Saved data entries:
● ● ● ●
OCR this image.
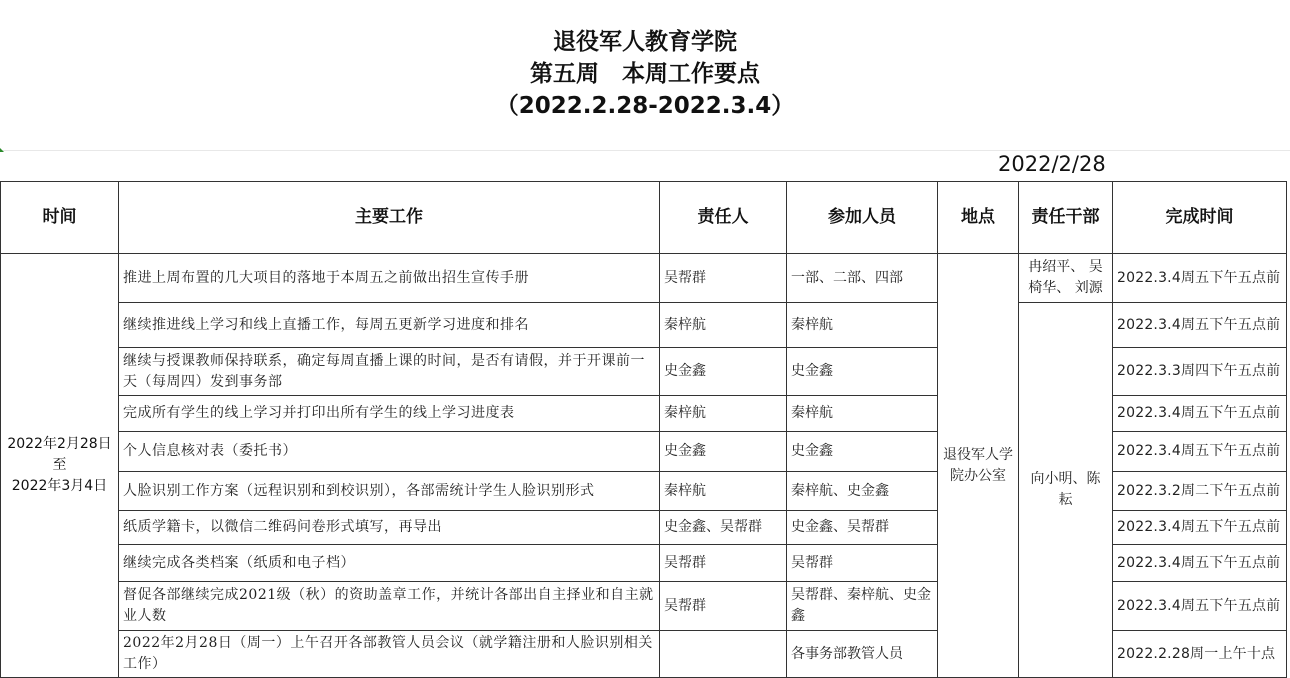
退役军人教育学院
第五周　本周工作要点
（2022.2.28-2022.3.4）
2022/2/28
时间	主要工作	责任人	参加人员	地点	责任干部	完成时间

2022年2月28日
至
2022年3月4日	推进上周布置的几大项目的落地于本周五之前做出招生宣传手册	吴帮群	一部、二部、四部	退役军人学院办公室	冉绍平、 吴 椅华、 刘源	2022.3.4周五下午五点前
	继续推进线上学习和线上直播工作，每周五更新学习进度和排名	秦梓航	秦梓航		向小明、陈 耘	2022.3.4周五下午五点前
	继续与授课教师保持联系，确定每周直播上课的时间，是否有请假，并于开课前一天（每周四）发到事务部	史金鑫	史金鑫			2022.3.3周四下午五点前
	完成所有学生的线上学习并打印出所有学生的线上学习进度表	秦梓航	秦梓航			2022.3.4周五下午五点前
	个人信息核对表（委托书）	史金鑫	史金鑫			2022.3.4周五下午五点前
	人脸识别工作方案（远程识别和到校识别），各部需统计学生人脸识别形式	秦梓航	秦梓航、史金鑫			2022.3.2周二下午五点前
	纸质学籍卡，以微信二维码问卷形式填写，再导出	史金鑫、吴帮群	史金鑫、吴帮群			2022.3.4周五下午五点前
	继续完成各类档案（纸质和电子档）	吴帮群	吴帮群			2022.3.4周五下午五点前
	督促各部继续完成2021级（秋）的资助盖章工作，并统计各部出自主择业和自主就业人数	吴帮群	吴帮群、秦梓航、史金鑫			2022.3.4周五下午五点前
	2022年2月28日（周一）上午召开各部教管人员会议（就学籍注册和人脸识别相关工作）		各事务部教管人员			2022.2.28周一上午十点
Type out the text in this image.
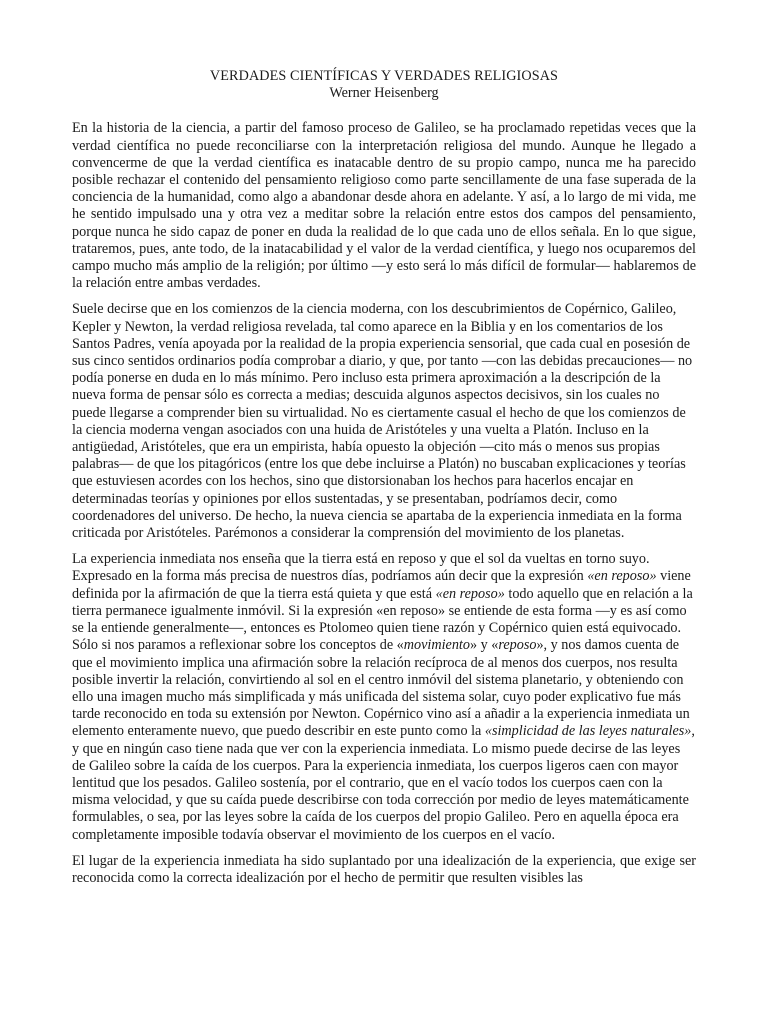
VERDADES CIENTÍFICAS Y VERDADES RELIGIOSAS
Werner Heisenberg

En la historia de la ciencia, a partir del famoso proceso de Galileo, se ha proclamado repetidas veces que la verdad científica no puede reconciliarse con la interpretación religiosa del mundo. Aunque he llegado a convencerme de que la verdad científica es inatacable dentro de su propio campo, nunca me ha parecido posible rechazar el contenido del pensamiento religioso como parte sencillamente de una fase superada de la conciencia de la humanidad, como algo a abandonar desde ahora en adelante. Y así, a lo largo de mi vida, me he sentido impulsado una y otra vez a meditar sobre la relación entre estos dos campos del pensamiento, porque nunca he sido capaz de poner en duda la realidad de lo que cada uno de ellos señala. En lo que sigue, trataremos, pues, ante todo, de la inatacabilidad y el valor de la verdad científica, y luego nos ocuparemos del campo mucho más amplio de la religión; por último —y esto será lo más difícil de formular— hablaremos de la relación entre ambas verdades.

Suele decirse que en los comienzos de la ciencia moderna, con los descubrimientos de Copérnico, Galileo, Kepler y Newton, la verdad religiosa revelada, tal como aparece en la Biblia y en los comentarios de los Santos Padres, venía apoyada por la realidad de la propia experiencia sensorial, que cada cual en posesión de sus cinco sentidos ordinarios podía comprobar a diario, y que, por tanto —con las debidas precauciones— no podía ponerse en duda en lo más mínimo. Pero incluso esta primera aproximación a la descripción de la nueva forma de pensar sólo es correcta a medias; descuida algunos aspectos decisivos, sin los cuales no puede llegarse a comprender bien su virtualidad. No es ciertamente casual el hecho de que los comienzos de la ciencia moderna vengan asociados con una huida de Aristóteles y una vuelta a Platón. Incluso en la antigüedad, Aristóteles, que era un empirista, había opuesto la objeción —cito más o menos sus propias palabras— de que los pitagóricos (entre los que debe incluirse a Platón) no buscaban explicaciones y teorías que estuviesen acordes con los hechos, sino que distorsionaban los hechos para hacerlos encajar en determinadas teorías y opiniones por ellos sustentadas, y se presentaban, podríamos decir, como coordenadores del universo. De hecho, la nueva ciencia se apartaba de la experiencia inmediata en la forma criticada por Aristóteles. Parémonos a considerar la comprensión del movimiento de los planetas.

La experiencia inmediata nos enseña que la tierra está en reposo y que el sol da vueltas en torno suyo. Expresado en la forma más precisa de nuestros días, podríamos aún decir que la expresión «en reposo» viene definida por la afirmación de que la tierra está quieta y que está «en reposo» todo aquello que en relación a la tierra permanece igualmente inmóvil. Si la expresión «en reposo» se entiende de esta forma —y es así como se la entiende generalmente—, entonces es Ptolomeo quien tiene razón y Copérnico quien está equivocado. Sólo si nos paramos a reflexionar sobre los conceptos de «movimiento» y «reposo», y nos damos cuenta de que el movimiento implica una afirmación sobre la relación recíproca de al menos dos cuerpos, nos resulta posible invertir la relación, convirtiendo al sol en el centro inmóvil del sistema planetario, y obteniendo con ello una imagen mucho más simplificada y más unificada del sistema solar, cuyo poder explicativo fue más tarde reconocido en toda su extensión por Newton. Copérnico vino así a añadir a la experiencia inmediata un elemento enteramente nuevo, que puedo describir en este punto como la «simplicidad de las leyes naturales», y que en ningún caso tiene nada que ver con la experiencia inmediata. Lo mismo puede decirse de las leyes de Galileo sobre la caída de los cuerpos. Para la experiencia inmediata, los cuerpos ligeros caen con mayor lentitud que los pesados. Galileo sostenía, por el contrario, que en el vacío todos los cuerpos caen con la misma velocidad, y que su caída puede describirse con toda corrección por medio de leyes matemáticamente formulables, o sea, por las leyes sobre la caída de los cuerpos del propio Galileo. Pero en aquella época era completamente imposible todavía observar el movimiento de los cuerpos en el vacío.

El lugar de la experiencia inmediata ha sido suplantado por una idealización de la experiencia, que exige ser reconocida como la correcta idealización por el hecho de permitir que resulten visibles las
● ● ● ●
Task goal.
Extract all lines from the material above that include the word "correcta".

The output.
Suele decirse que en los comienzos de la ciencia moderna, con los descubrimientos de Copérnico, Galileo, Kepler y Newton, la verdad religiosa revelada, tal como aparece en la Biblia y en los comentarios de los Santos Padres, venía apoyada por la realidad de la propia experiencia sensorial, que cada cual en posesión de sus cinco sentidos ordinarios podía comprobar a diario, y que, por tanto —con las debidas precauciones— no podía ponerse en duda en lo más mínimo. Pero incluso esta primera aproximación a la descripción de la nueva forma de pensar sólo es correcta a medias; descuida algunos aspectos decisivos, sin los cuales no puede llegarse a comprender bien su virtualidad. No es ciertamente casual el hecho de que los comienzos de la ciencia moderna vengan asociados con una huida de Aristóteles y una vuelta a Platón. Incluso en la antigüedad, Aristóteles, que era un empirista, había opuesto la objeción —cito más o menos sus propias palabras— de que los pitagóricos (entre los que debe incluirse a Platón) no buscaban explicaciones y teorías que estuviesen acordes con los hechos, sino que distorsionaban los hechos para hacerlos encajar en determinadas teorías y opiniones por ellos sustentadas, y se presentaban, podríamos decir, como coordenadores del universo. De hecho, la nueva ciencia se apartaba de la experiencia inmediata en la forma criticada por Aristóteles. Parémonos a considerar la comprensión del movimiento de los planetas.
El lugar de la experiencia inmediata ha sido suplantado por una idealización de la experiencia, que exige ser reconocida como la correcta idealización por el hecho de permitir que resulten visibles las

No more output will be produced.